-------- MATERIAL SHOWN --------
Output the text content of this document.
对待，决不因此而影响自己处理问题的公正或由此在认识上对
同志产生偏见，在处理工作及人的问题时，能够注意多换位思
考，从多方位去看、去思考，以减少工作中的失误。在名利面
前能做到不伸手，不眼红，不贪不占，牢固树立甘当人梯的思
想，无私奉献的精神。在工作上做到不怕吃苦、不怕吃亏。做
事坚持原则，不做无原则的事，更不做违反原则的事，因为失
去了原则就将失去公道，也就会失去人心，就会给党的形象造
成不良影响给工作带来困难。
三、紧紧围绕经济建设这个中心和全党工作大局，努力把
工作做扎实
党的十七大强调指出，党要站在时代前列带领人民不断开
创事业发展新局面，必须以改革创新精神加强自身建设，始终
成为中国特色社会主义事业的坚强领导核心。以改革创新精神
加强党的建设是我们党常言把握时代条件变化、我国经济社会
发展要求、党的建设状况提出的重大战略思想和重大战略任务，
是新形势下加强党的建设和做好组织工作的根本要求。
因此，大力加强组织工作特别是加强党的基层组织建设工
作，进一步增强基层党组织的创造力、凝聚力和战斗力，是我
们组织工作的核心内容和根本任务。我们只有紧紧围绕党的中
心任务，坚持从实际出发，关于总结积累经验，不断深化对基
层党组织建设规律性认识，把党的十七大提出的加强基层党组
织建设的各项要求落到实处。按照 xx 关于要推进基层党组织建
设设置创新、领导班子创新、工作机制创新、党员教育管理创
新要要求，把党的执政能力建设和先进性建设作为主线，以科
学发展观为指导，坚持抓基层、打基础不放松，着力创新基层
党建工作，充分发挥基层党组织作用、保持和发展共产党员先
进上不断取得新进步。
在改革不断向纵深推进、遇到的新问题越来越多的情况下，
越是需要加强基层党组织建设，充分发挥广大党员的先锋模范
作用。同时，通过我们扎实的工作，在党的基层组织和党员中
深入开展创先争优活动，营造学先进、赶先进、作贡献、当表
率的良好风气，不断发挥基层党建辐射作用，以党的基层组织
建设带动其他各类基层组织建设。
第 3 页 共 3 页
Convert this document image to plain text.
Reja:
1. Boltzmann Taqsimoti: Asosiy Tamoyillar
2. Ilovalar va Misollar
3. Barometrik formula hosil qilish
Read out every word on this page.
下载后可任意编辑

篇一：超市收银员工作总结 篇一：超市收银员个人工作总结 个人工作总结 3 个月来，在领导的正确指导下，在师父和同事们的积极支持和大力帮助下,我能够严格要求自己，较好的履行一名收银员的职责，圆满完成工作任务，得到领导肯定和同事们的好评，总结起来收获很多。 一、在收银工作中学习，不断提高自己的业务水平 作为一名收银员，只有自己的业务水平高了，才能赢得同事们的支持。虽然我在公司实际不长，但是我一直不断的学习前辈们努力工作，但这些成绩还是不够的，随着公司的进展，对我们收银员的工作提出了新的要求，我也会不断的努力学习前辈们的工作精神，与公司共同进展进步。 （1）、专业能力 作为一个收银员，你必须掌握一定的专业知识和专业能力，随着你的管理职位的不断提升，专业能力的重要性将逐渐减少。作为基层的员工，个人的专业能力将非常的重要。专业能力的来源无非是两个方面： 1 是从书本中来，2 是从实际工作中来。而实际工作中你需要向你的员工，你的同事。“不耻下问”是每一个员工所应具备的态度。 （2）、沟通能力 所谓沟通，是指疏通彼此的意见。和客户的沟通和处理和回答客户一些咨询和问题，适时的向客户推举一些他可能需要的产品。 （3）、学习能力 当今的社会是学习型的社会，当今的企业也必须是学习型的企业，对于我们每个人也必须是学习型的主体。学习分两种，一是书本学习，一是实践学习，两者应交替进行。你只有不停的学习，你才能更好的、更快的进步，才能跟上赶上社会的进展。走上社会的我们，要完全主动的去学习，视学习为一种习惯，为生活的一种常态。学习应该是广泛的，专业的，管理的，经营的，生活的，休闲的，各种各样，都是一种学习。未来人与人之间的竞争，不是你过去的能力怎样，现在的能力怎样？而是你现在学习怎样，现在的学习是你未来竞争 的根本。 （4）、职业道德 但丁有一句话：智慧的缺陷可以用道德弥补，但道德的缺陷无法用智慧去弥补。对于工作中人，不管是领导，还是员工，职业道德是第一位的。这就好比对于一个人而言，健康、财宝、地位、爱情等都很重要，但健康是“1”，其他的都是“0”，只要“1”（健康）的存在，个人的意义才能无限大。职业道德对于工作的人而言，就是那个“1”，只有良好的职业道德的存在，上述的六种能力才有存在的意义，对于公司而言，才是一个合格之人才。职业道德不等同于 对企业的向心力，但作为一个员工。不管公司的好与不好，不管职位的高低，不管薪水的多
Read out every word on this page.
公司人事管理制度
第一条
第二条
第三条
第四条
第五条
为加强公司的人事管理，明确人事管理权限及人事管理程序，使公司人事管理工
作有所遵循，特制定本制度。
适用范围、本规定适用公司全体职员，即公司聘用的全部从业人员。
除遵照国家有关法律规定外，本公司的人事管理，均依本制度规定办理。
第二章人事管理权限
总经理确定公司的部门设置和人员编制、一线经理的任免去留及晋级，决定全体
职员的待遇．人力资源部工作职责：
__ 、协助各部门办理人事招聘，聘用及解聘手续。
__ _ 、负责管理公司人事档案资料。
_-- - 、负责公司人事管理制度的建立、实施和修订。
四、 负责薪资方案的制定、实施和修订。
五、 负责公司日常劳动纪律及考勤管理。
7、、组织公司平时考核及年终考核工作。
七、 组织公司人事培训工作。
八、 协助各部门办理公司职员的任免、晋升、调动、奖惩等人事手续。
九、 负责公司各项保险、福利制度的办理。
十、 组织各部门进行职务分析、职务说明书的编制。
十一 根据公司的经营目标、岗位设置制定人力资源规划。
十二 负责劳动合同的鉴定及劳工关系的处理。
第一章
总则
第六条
--------
§ PROBLEM TO SOLVE
Exactly as written above, please repeat the entries.

§ SOLUTION
Output the text content of this document.
对待，决不因此而影响自己处理问题的公正或由此在认识上对
同志产生偏见，在处理工作及人的问题时，能够注意多换位思
考，从多方位去看、去思考，以减少工作中的失误。在名利面
前能做到不伸手，不眼红，不贪不占，牢固树立甘当人梯的思
想，无私奉献的精神。在工作上做到不怕吃苦、不怕吃亏。做
事坚持原则，不做无原则的事，更不做违反原则的事，因为失
去了原则就将失去公道，也就会失去人心，就会给党的形象造
成不良影响给工作带来困难。
三、紧紧围绕经济建设这个中心和全党工作大局，努力把
工作做扎实
党的十七大强调指出，党要站在时代前列带领人民不断开
创事业发展新局面，必须以改革创新精神加强自身建设，始终
成为中国特色社会主义事业的坚强领导核心。以改革创新精神
加强党的建设是我们党常言把握时代条件变化、我国经济社会
发展要求、党的建设状况提出的重大战略思想和重大战略任务，
是新形势下加强党的建设和做好组织工作的根本要求。
因此，大力加强组织工作特别是加强党的基层组织建设工
作，进一步增强基层党组织的创造力、凝聚力和战斗力，是我
们组织工作的核心内容和根本任务。我们只有紧紧围绕党的中
心任务，坚持从实际出发，关于总结积累经验，不断深化对基
层党组织建设规律性认识，把党的十七大提出的加强基层党组
织建设的各项要求落到实处。按照 xx 关于要推进基层党组织建
设设置创新、领导班子创新、工作机制创新、党员教育管理创
新要要求，把党的执政能力建设和先进性建设作为主线，以科
学发展观为指导，坚持抓基层、打基础不放松，着力创新基层
党建工作，充分发挥基层党组织作用、保持和发展共产党员先
进上不断取得新进步。
在改革不断向纵深推进、遇到的新问题越来越多的情况下，
越是需要加强基层党组织建设，充分发挥广大党员的先锋模范
作用。同时，通过我们扎实的工作，在党的基层组织和党员中
深入开展创先争优活动，营造学先进、赶先进、作贡献、当表
率的良好风气，不断发挥基层党建辐射作用，以党的基层组织
建设带动其他各类基层组织建设。
第 3 页 共 3 页
Convert this document image to plain text.
Reja:
1. Boltzmann Taqsimoti: Asosiy Tamoyillar
2. Ilovalar va Misollar
3. Barometrik formula hosil qilish
Read out every word on this page.
下载后可任意编辑

篇一：超市收银员工作总结 篇一：超市收银员个人工作总结 个人工作总结 3 个月来，在领导的正确指导下，在师父和同事们的积极支持和大力帮助下,我能够严格要求自己，较好的履行一名收银员的职责，圆满完成工作任务，得到领导肯定和同事们的好评，总结起来收获很多。 一、在收银工作中学习，不断提高自己的业务水平 作为一名收银员，只有自己的业务水平高了，才能赢得同事们的支持。虽然我在公司实际不长，但是我一直不断的学习前辈们努力工作，但这些成绩还是不够的，随着公司的进展，对我们收银员的工作提出了新的要求，我也会不断的努力学习前辈们的工作精神，与公司共同进展进步。 （1）、专业能力 作为一个收银员，你必须掌握一定的专业知识和专业能力，随着你的管理职位的不断提升，专业能力的重要性将逐渐减少。作为基层的员工，个人的专业能力将非常的重要。专业能力的来源无非是两个方面： 1 是从书本中来，2 是从实际工作中来。而实际工作中你需要向你的员工，你的同事。“不耻下问”是每一个员工所应具备的态度。 （2）、沟通能力 所谓沟通，是指疏通彼此的意见。和客户的沟通和处理和回答客户一些咨询和问题，适时的向客户推举一些他可能需要的产品。 （3）、学习能力 当今的社会是学习型的社会，当今的企业也必须是学习型的企业，对于我们每个人也必须是学习型的主体。学习分两种，一是书本学习，一是实践学习，两者应交替进行。你只有不停的学习，你才能更好的、更快的进步，才能跟上赶上社会的进展。走上社会的我们，要完全主动的去学习，视学习为一种习惯，为生活的一种常态。学习应该是广泛的，专业的，管理的，经营的，生活的，休闲的，各种各样，都是一种学习。未来人与人之间的竞争，不是你过去的能力怎样，现在的能力怎样？而是你现在学习怎样，现在的学习是你未来竞争 的根本。 （4）、职业道德 但丁有一句话：智慧的缺陷可以用道德弥补，但道德的缺陷无法用智慧去弥补。对于工作中人，不管是领导，还是员工，职业道德是第一位的。这就好比对于一个人而言，健康、财宝、地位、爱情等都很重要，但健康是“1”，其他的都是“0”，只要“1”（健康）的存在，个人的意义才能无限大。职业道德对于工作的人而言，就是那个“1”，只有良好的职业道德的存在，上述的六种能力才有存在的意义，对于公司而言，才是一个合格之人才。职业道德不等同于 对企业的向心力，但作为一个员工。不管公司的好与不好，不管职位的高低，不管薪水的多
Read out every word on this page.
公司人事管理制度
第一条
第二条
第三条
第四条
第五条
为加强公司的人事管理，明确人事管理权限及人事管理程序，使公司人事管理工
作有所遵循，特制定本制度。
适用范围、本规定适用公司全体职员，即公司聘用的全部从业人员。
除遵照国家有关法律规定外，本公司的人事管理，均依本制度规定办理。
第二章人事管理权限
总经理确定公司的部门设置和人员编制、一线经理的任免去留及晋级，决定全体
职员的待遇．人力资源部工作职责：
__ 、协助各部门办理人事招聘，聘用及解聘手续。
__ _ 、负责管理公司人事档案资料。
_-- - 、负责公司人事管理制度的建立、实施和修订。
四、 负责薪资方案的制定、实施和修订。
五、 负责公司日常劳动纪律及考勤管理。
7、、组织公司平时考核及年终考核工作。
七、 组织公司人事培训工作。
八、 协助各部门办理公司职员的任免、晋升、调动、奖惩等人事手续。
九、 负责公司各项保险、福利制度的办理。
十、 组织各部门进行职务分析、职务说明书的编制。
十一 根据公司的经营目标、岗位设置制定人力资源规划。
十二 负责劳动合同的鉴定及劳工关系的处理。
第一章
总则
第六条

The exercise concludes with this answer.